[Stored records]

|---|

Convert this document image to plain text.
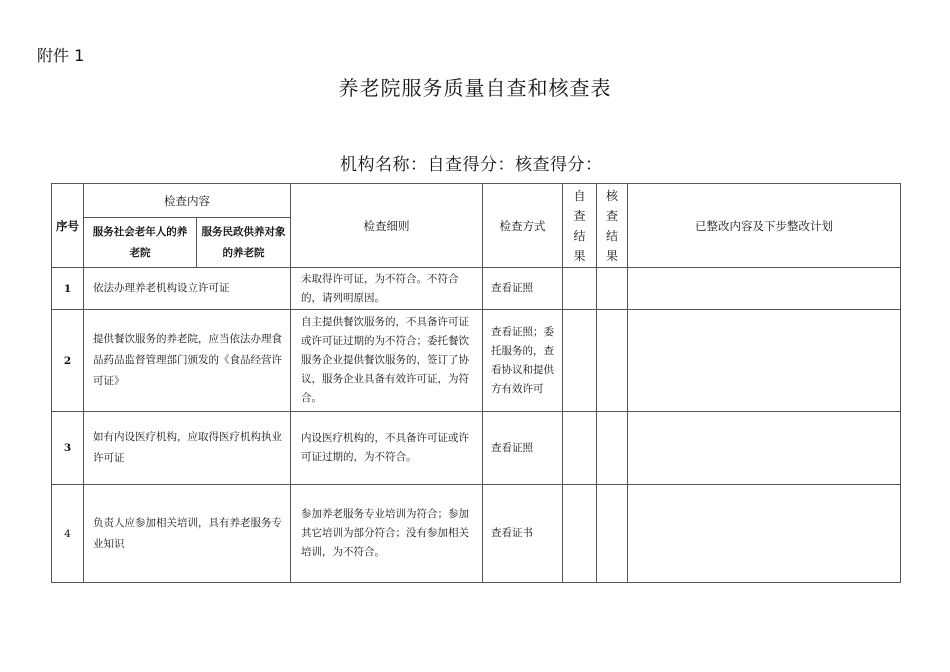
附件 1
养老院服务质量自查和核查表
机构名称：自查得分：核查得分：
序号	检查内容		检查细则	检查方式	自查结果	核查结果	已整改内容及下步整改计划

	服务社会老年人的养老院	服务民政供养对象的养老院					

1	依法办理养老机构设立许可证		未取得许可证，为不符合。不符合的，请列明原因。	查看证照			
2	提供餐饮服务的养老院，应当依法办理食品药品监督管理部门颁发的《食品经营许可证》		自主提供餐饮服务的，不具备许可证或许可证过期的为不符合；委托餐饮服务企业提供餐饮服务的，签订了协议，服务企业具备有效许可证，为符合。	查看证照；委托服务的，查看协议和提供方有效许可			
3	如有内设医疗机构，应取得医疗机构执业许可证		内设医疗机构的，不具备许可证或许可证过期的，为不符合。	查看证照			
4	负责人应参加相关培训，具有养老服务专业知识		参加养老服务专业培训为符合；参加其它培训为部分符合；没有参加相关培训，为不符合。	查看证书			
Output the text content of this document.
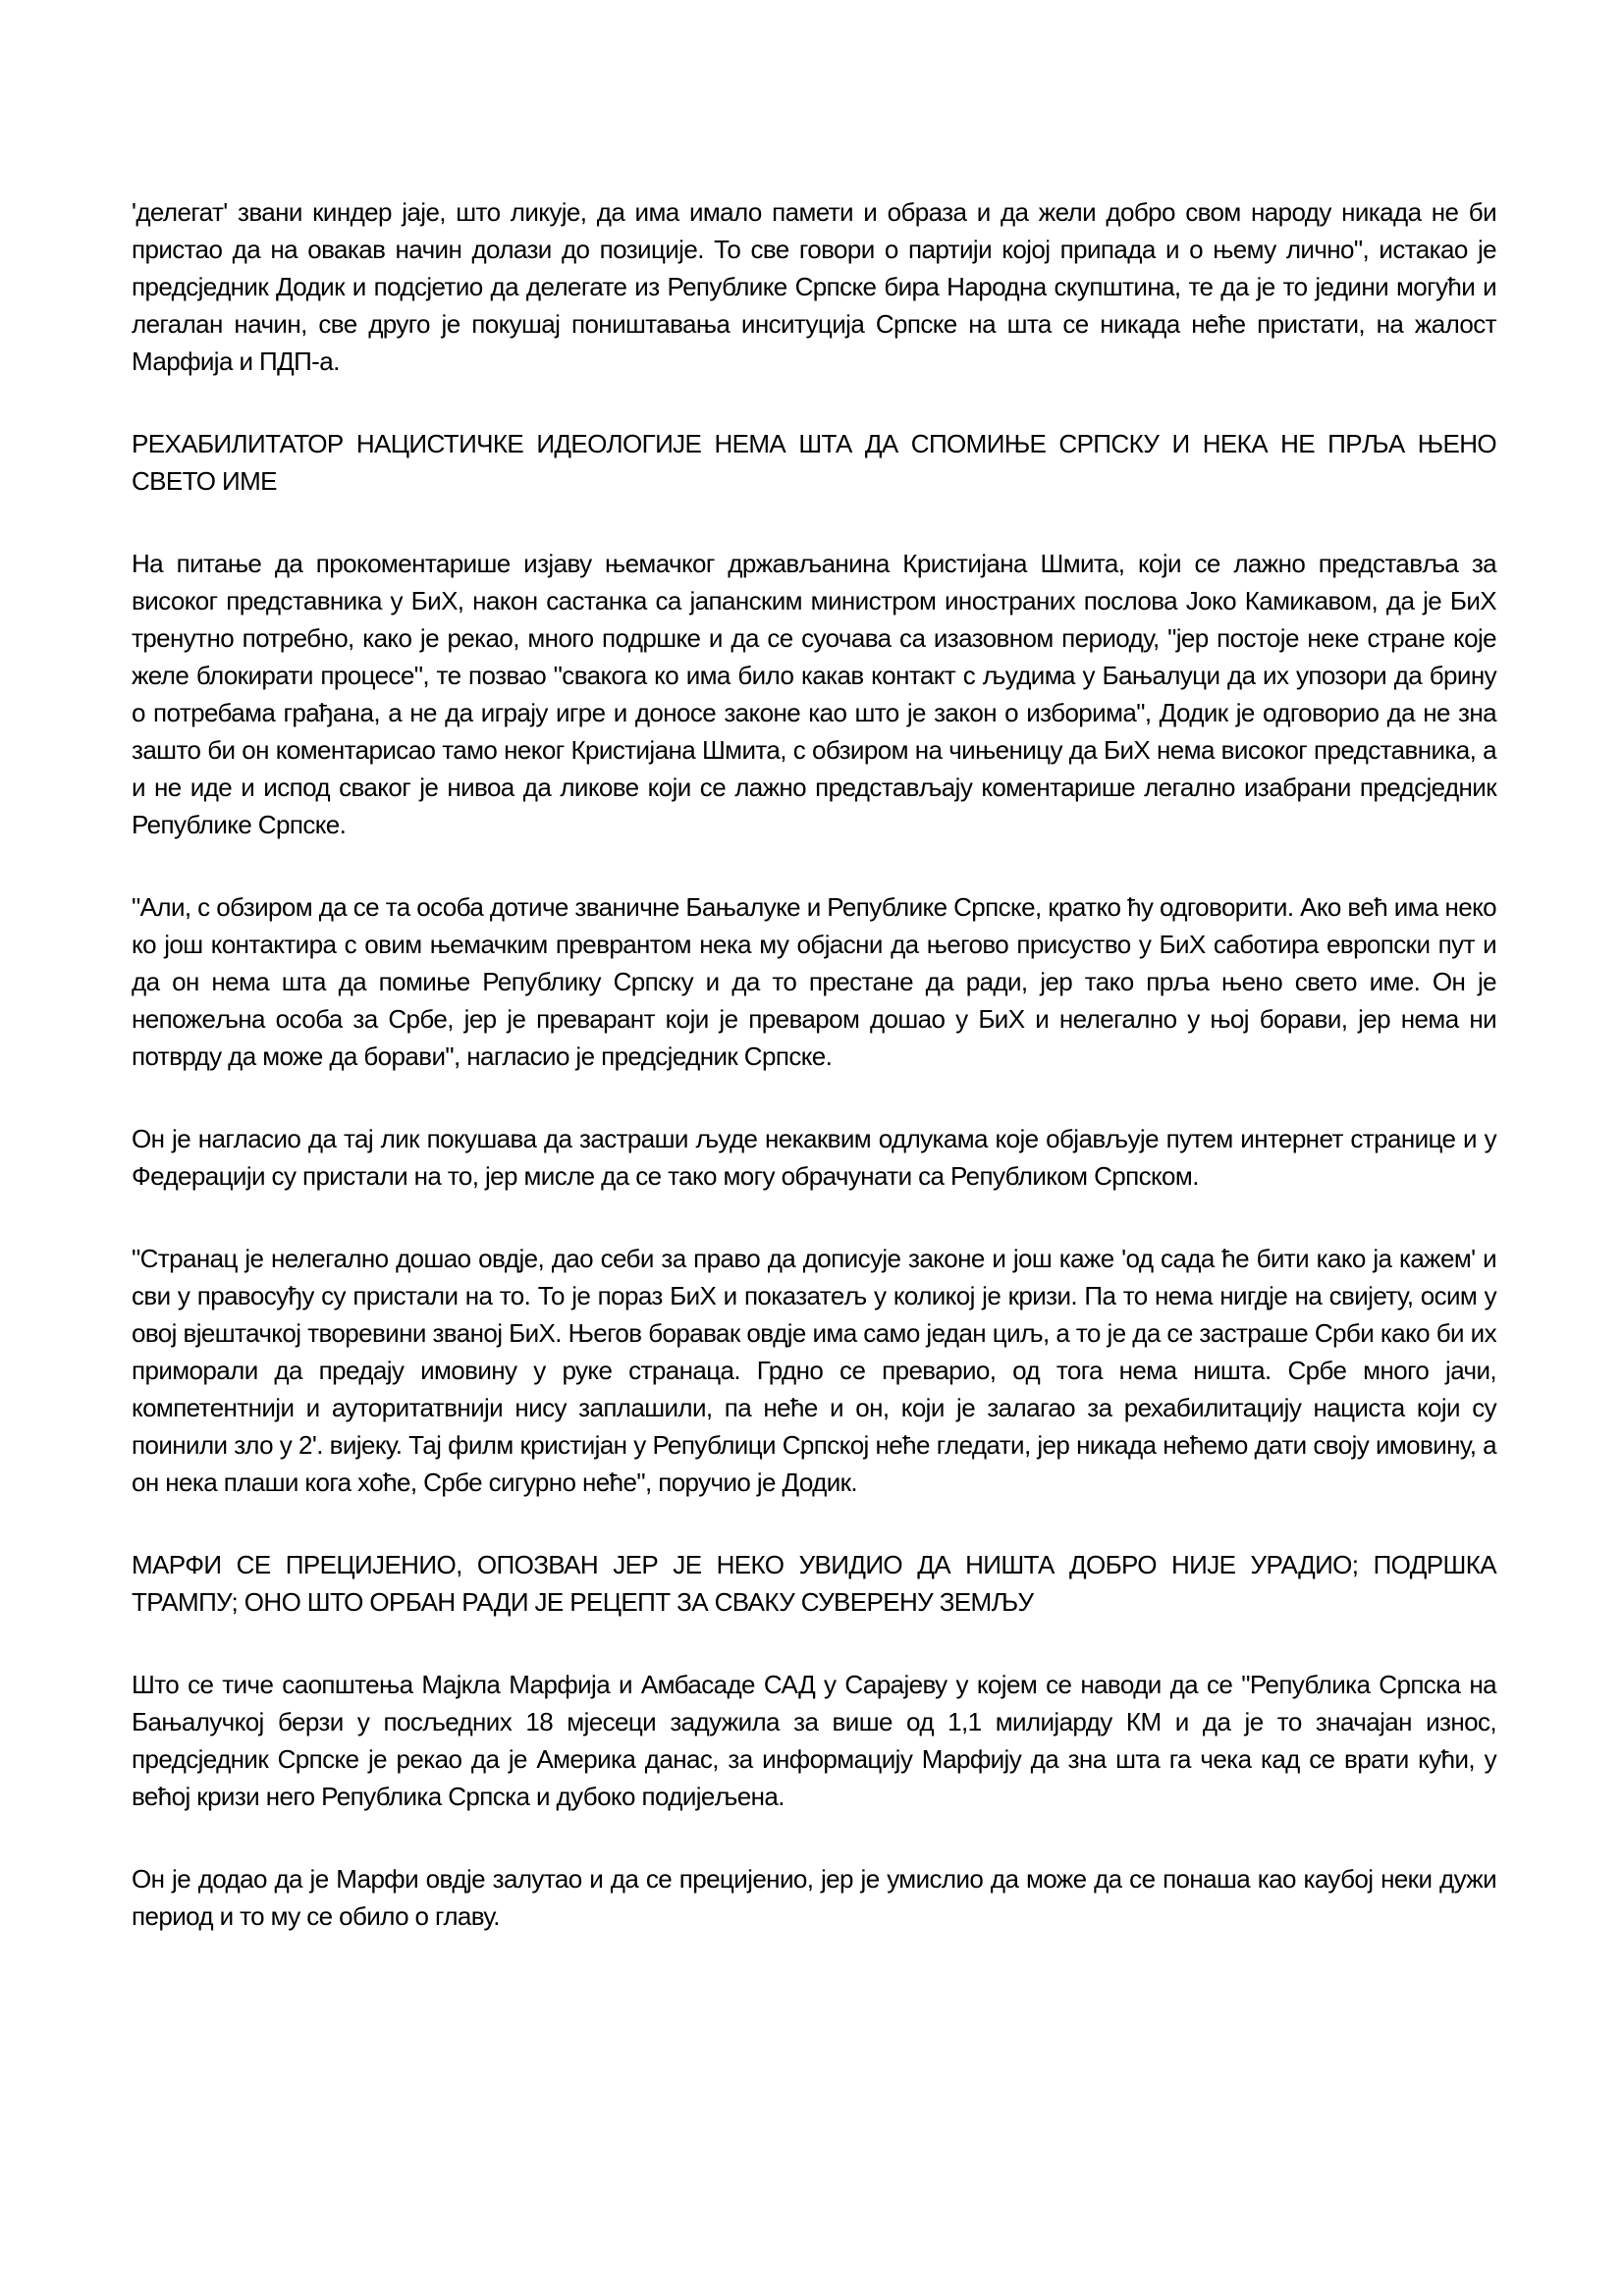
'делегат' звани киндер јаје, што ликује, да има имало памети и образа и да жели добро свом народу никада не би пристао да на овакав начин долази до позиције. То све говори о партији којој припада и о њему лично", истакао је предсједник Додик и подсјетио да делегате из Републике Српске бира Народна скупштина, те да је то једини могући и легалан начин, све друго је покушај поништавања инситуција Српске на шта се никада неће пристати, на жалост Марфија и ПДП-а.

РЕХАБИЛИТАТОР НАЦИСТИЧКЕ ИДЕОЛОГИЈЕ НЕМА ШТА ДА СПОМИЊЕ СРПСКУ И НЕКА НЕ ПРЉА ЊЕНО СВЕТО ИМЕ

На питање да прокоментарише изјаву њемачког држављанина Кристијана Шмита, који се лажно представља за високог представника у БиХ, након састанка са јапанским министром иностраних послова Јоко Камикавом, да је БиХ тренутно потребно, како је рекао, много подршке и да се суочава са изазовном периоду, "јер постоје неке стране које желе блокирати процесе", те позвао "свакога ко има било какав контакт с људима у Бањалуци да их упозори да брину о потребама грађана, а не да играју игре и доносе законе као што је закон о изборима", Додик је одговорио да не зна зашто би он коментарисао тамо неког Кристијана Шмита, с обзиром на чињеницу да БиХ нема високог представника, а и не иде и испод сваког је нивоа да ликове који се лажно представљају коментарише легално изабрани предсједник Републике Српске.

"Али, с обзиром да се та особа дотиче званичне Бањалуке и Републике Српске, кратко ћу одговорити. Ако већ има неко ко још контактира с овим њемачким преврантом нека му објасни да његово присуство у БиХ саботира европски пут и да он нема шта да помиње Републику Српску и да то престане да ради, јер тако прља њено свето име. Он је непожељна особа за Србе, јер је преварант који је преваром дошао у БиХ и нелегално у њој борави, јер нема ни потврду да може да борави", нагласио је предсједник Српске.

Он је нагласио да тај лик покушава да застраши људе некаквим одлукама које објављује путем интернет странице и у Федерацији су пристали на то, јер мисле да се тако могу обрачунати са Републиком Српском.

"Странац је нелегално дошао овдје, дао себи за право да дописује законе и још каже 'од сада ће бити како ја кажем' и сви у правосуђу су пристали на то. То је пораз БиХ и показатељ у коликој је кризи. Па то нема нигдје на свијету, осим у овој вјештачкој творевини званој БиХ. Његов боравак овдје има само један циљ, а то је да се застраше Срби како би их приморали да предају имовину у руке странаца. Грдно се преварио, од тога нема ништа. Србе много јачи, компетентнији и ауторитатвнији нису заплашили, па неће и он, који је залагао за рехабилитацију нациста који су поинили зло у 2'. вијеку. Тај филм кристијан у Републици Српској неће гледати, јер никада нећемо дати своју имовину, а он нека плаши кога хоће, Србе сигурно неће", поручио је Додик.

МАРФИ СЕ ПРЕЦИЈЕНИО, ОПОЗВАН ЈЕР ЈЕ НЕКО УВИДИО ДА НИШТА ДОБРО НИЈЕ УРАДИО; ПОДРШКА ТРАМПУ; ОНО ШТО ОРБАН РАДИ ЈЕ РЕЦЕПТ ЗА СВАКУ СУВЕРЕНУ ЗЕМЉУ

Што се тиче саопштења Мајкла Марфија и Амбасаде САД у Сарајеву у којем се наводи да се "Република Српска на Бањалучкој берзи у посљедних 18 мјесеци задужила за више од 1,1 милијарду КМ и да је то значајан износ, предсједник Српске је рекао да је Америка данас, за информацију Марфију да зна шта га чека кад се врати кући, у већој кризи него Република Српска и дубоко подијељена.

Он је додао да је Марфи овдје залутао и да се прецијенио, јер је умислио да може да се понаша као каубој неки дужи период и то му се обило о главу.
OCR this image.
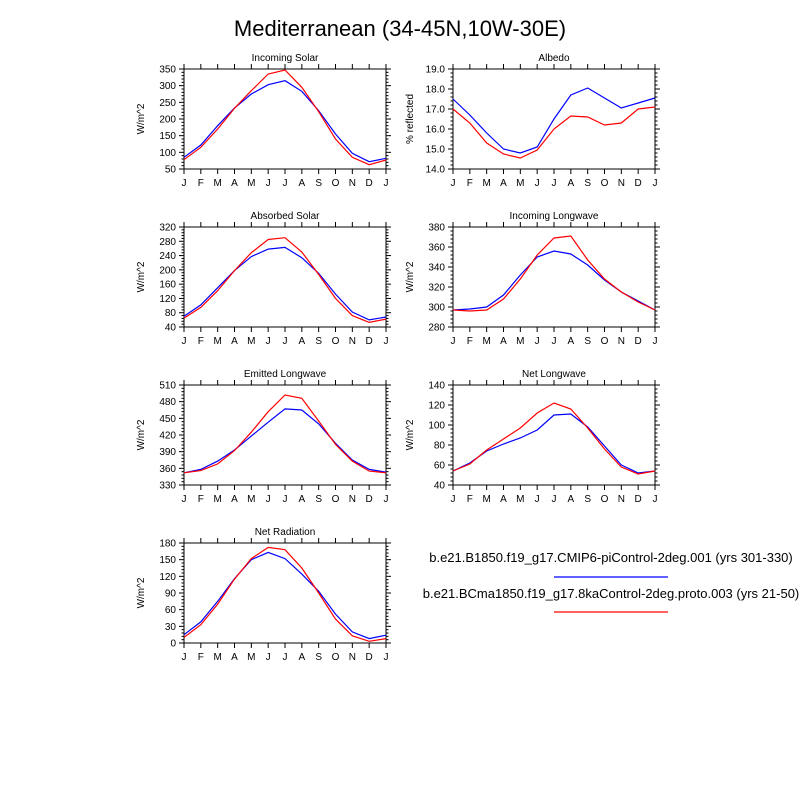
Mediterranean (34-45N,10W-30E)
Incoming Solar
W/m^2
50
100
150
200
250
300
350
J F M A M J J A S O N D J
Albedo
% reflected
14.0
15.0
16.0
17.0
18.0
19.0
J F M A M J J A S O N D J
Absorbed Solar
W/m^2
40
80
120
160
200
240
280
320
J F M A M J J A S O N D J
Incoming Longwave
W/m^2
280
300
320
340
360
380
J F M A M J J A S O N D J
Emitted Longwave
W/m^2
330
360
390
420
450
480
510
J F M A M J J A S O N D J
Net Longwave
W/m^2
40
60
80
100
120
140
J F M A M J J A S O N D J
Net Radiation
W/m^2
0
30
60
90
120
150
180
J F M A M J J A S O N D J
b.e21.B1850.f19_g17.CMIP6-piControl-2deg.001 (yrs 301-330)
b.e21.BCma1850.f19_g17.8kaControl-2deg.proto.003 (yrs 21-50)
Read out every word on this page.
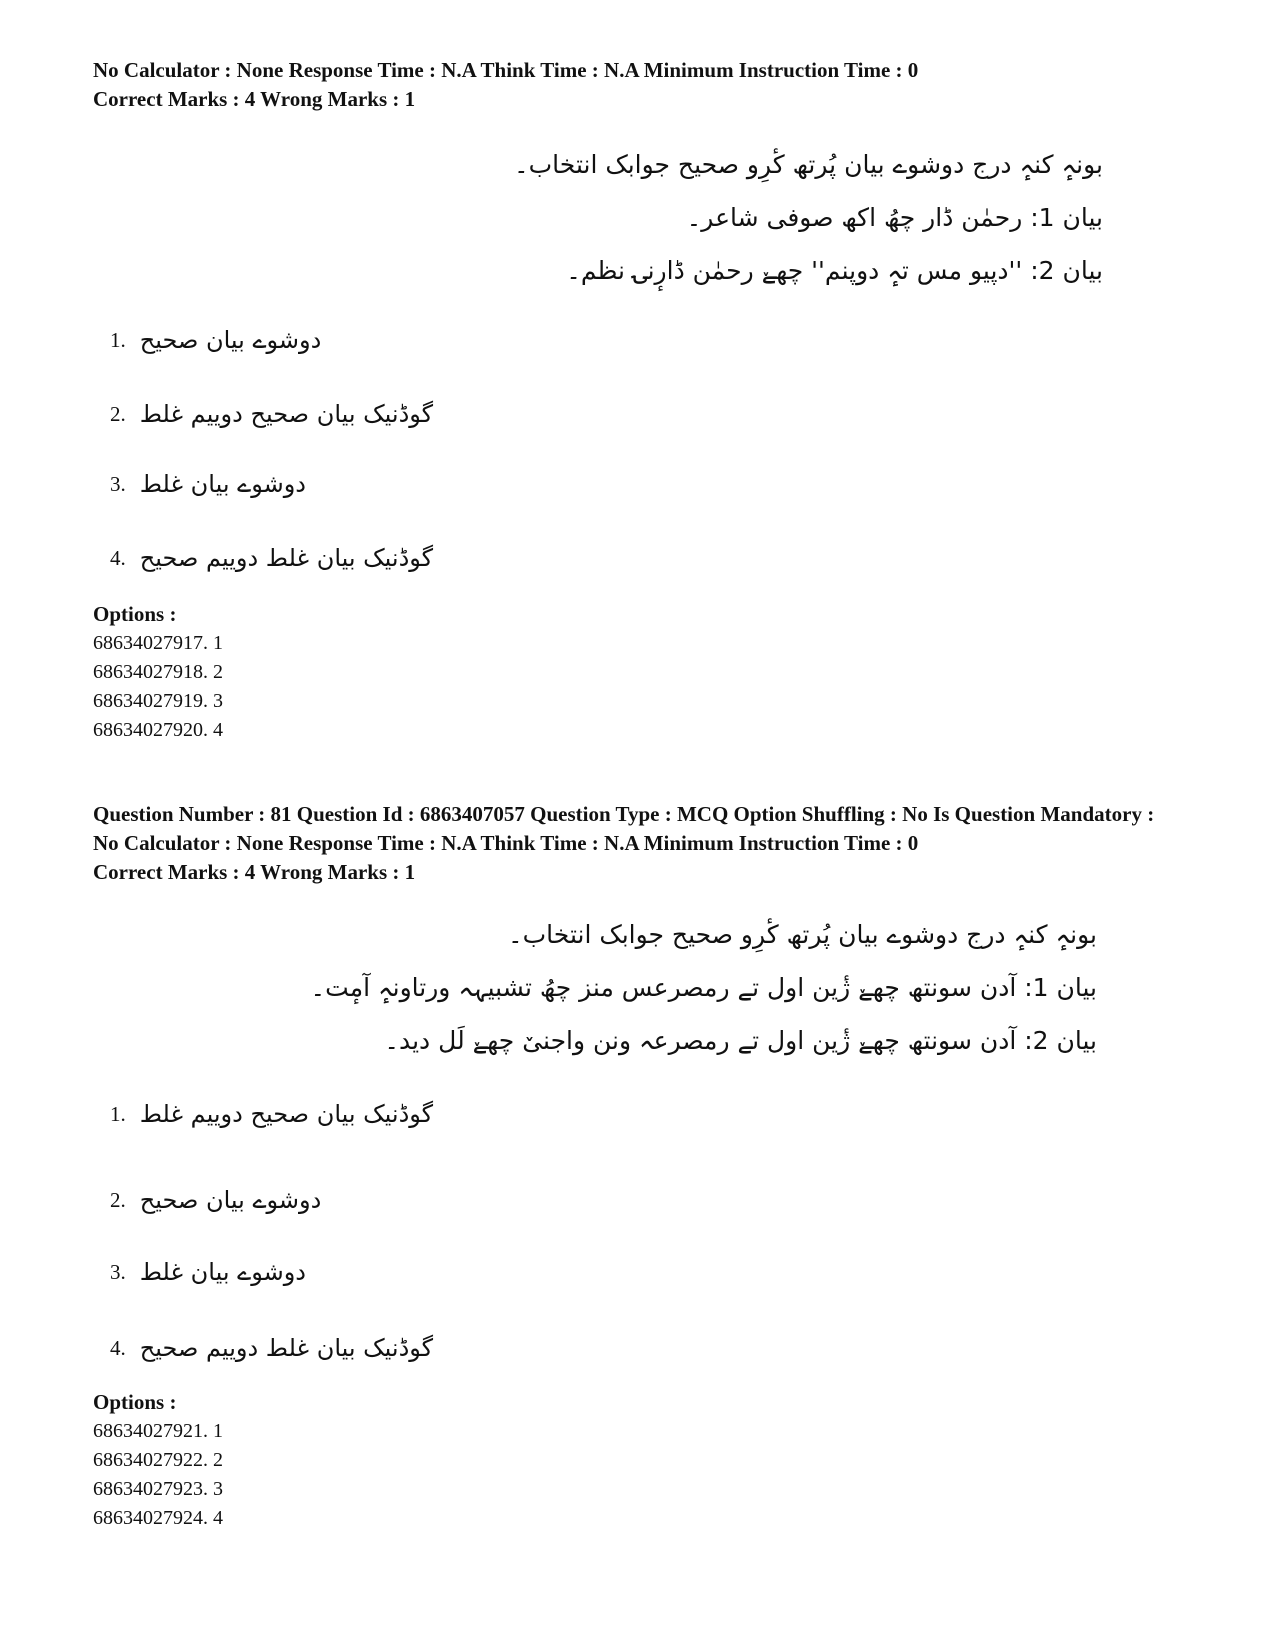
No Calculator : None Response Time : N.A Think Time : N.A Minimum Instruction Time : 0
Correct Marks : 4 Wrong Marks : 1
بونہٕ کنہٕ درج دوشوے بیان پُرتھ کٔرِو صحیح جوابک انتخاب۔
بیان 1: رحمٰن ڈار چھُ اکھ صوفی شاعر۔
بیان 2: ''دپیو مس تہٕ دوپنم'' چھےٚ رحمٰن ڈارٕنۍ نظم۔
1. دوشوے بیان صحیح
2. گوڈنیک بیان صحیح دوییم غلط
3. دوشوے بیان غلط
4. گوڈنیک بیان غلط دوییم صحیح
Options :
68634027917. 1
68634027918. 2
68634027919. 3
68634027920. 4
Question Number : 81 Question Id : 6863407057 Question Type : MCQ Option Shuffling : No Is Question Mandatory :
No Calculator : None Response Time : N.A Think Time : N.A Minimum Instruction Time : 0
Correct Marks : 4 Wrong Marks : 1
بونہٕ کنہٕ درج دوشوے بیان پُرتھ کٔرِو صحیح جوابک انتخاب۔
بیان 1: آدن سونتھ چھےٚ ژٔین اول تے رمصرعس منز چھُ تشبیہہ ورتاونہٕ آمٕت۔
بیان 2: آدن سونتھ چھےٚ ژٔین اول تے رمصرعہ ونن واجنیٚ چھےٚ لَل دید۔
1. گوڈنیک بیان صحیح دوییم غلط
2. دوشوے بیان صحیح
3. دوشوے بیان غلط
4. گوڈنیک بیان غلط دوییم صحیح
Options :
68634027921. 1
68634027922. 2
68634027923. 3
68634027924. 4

|---|

**To do:** Going from the line with "Read out every word on this page." to the last line of the listing, write out each line exactly and nothing else. Leave out all pictures.

**Answer for this exercise:**
Read out every word on this page.
No Calculator : None Response Time : N.A Think Time : N.A Minimum Instruction Time : 0
Correct Marks : 4 Wrong Marks : 1
بونہٕ کنہٕ درج دوشوے بیان پُرتھ کٔرِو صحیح جوابک انتخاب۔
بیان 1: رحمٰن ڈار چھُ اکھ صوفی شاعر۔
بیان 2: ''دپیو مس تہٕ دوپنم'' چھےٚ رحمٰن ڈارٕنۍ نظم۔
1. دوشوے بیان صحیح
2. گوڈنیک بیان صحیح دوییم غلط
3. دوشوے بیان غلط
4. گوڈنیک بیان غلط دوییم صحیح
Options :
68634027917. 1
68634027918. 2
68634027919. 3
68634027920. 4
Question Number : 81 Question Id : 6863407057 Question Type : MCQ Option Shuffling : No Is Question Mandatory :
No Calculator : None Response Time : N.A Think Time : N.A Minimum Instruction Time : 0
Correct Marks : 4 Wrong Marks : 1
بونہٕ کنہٕ درج دوشوے بیان پُرتھ کٔرِو صحیح جوابک انتخاب۔
بیان 1: آدن سونتھ چھےٚ ژٔین اول تے رمصرعس منز چھُ تشبیہہ ورتاونہٕ آمٕت۔
بیان 2: آدن سونتھ چھےٚ ژٔین اول تے رمصرعہ ونن واجنیٚ چھےٚ لَل دید۔
1. گوڈنیک بیان صحیح دوییم غلط
2. دوشوے بیان صحیح
3. دوشوے بیان غلط
4. گوڈنیک بیان غلط دوییم صحیح
Options :
68634027921. 1
68634027922. 2
68634027923. 3
68634027924. 4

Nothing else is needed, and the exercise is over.